begin WORKING DATA
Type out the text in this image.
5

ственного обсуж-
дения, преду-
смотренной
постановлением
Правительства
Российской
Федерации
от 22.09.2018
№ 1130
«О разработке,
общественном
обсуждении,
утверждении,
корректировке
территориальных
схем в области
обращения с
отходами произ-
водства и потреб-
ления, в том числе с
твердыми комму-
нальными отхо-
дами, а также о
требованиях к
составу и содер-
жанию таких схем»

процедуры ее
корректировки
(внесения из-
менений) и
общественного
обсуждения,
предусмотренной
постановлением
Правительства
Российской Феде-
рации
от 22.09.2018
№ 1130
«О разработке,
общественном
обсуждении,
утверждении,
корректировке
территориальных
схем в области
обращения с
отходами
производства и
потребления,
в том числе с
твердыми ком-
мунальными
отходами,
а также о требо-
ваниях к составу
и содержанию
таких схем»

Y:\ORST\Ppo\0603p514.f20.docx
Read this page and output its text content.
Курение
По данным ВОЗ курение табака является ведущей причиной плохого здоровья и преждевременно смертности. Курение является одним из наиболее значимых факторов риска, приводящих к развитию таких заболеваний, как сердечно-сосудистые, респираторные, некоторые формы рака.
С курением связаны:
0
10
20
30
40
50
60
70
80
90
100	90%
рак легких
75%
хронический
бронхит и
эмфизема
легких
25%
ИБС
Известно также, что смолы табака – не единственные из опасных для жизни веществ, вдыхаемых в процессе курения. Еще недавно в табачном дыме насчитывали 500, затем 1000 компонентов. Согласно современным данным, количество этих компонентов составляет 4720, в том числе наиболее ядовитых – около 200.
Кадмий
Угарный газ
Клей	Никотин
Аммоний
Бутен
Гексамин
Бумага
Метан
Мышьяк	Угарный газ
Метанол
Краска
end WORKING DATA
begin WORKING DATA
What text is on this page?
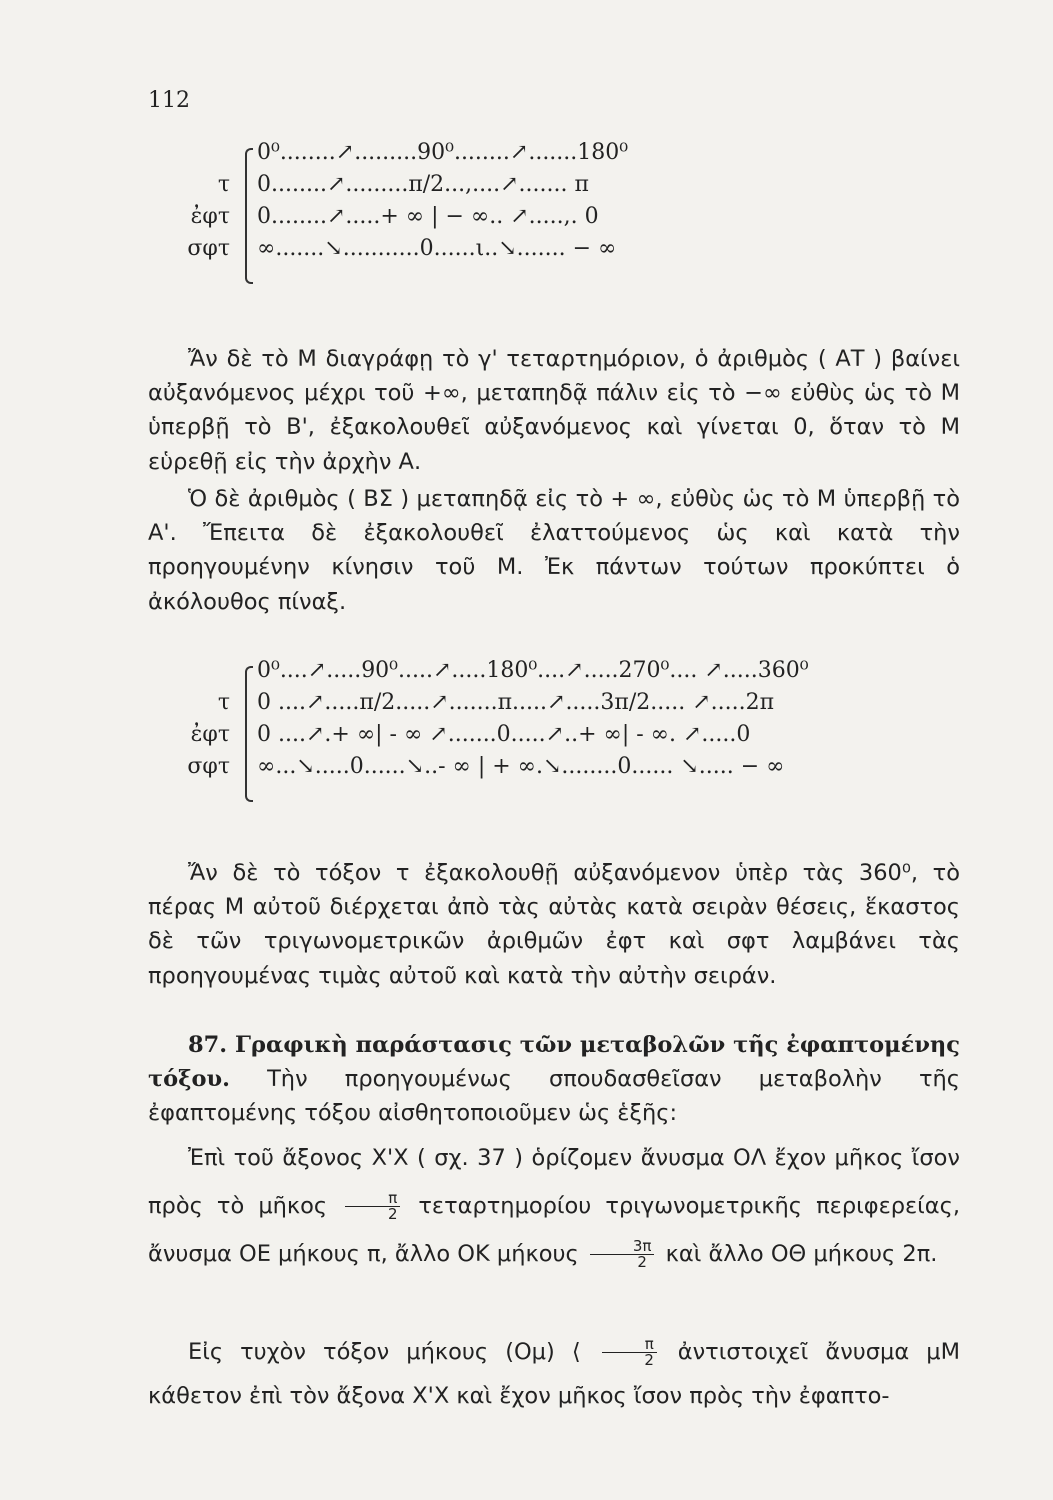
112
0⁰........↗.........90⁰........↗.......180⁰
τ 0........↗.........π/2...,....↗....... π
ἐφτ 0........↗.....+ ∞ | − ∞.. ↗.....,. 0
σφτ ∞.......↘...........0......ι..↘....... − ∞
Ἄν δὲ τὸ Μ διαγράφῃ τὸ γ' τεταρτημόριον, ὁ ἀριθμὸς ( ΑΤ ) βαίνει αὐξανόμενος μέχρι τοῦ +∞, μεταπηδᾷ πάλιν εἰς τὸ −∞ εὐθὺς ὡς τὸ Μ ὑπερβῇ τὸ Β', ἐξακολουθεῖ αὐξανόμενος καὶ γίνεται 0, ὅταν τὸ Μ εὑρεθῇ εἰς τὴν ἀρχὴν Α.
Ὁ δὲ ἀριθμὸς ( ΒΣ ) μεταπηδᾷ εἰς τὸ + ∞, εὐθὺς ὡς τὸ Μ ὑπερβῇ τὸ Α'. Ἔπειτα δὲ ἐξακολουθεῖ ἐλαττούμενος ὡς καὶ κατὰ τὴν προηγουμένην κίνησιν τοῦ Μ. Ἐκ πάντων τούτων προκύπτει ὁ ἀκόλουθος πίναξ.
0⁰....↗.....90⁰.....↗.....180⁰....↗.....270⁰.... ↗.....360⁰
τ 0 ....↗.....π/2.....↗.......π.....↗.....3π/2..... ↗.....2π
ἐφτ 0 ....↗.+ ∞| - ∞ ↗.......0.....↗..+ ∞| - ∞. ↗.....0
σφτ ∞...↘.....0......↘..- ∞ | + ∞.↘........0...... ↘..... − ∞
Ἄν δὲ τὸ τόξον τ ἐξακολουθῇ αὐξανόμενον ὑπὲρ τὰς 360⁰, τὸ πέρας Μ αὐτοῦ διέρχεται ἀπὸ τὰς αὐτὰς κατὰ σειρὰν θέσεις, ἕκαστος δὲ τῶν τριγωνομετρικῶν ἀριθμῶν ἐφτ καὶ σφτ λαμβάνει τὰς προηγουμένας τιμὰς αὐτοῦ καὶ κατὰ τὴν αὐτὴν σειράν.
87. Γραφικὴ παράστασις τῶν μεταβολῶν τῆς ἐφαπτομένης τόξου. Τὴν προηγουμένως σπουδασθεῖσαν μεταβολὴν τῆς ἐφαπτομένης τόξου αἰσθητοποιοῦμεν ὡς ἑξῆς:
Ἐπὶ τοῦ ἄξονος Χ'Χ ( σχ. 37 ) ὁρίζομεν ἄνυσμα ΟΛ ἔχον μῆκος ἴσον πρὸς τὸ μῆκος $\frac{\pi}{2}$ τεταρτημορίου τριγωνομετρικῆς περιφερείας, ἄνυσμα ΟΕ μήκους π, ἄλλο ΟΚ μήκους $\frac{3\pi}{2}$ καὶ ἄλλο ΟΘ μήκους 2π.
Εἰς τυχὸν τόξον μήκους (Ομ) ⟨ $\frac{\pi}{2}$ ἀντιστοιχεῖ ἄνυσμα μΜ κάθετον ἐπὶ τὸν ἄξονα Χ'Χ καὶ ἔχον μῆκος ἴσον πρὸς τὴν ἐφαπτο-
end WORKING DATA
» **STATED EXERCISE**:
All lines that include "ὑπερβῇ" are to be gathered and copied.

» **SOLUTION TO THIS TASK**:
Ἄν δὲ τὸ Μ διαγράφῃ τὸ γ' τεταρτημόριον, ὁ ἀριθμὸς ( ΑΤ ) βαίνει αὐξανόμενος μέχρι τοῦ +∞, μεταπηδᾷ πάλιν εἰς τὸ −∞ εὐθὺς ὡς τὸ Μ ὑπερβῇ τὸ Β', ἐξακολουθεῖ αὐξανόμενος καὶ γίνεται 0, ὅταν τὸ Μ εὑρεθῇ εἰς τὴν ἀρχὴν Α.
Ὁ δὲ ἀριθμὸς ( ΒΣ ) μεταπηδᾷ εἰς τὸ + ∞, εὐθὺς ὡς τὸ Μ ὑπερβῇ τὸ Α'. Ἔπειτα δὲ ἐξακολουθεῖ ἐλαττούμενος ὡς καὶ κατὰ τὴν προηγουμένην κίνησιν τοῦ Μ. Ἐκ πάντων τούτων προκύπτει ὁ ἀκόλουθος πίναξ.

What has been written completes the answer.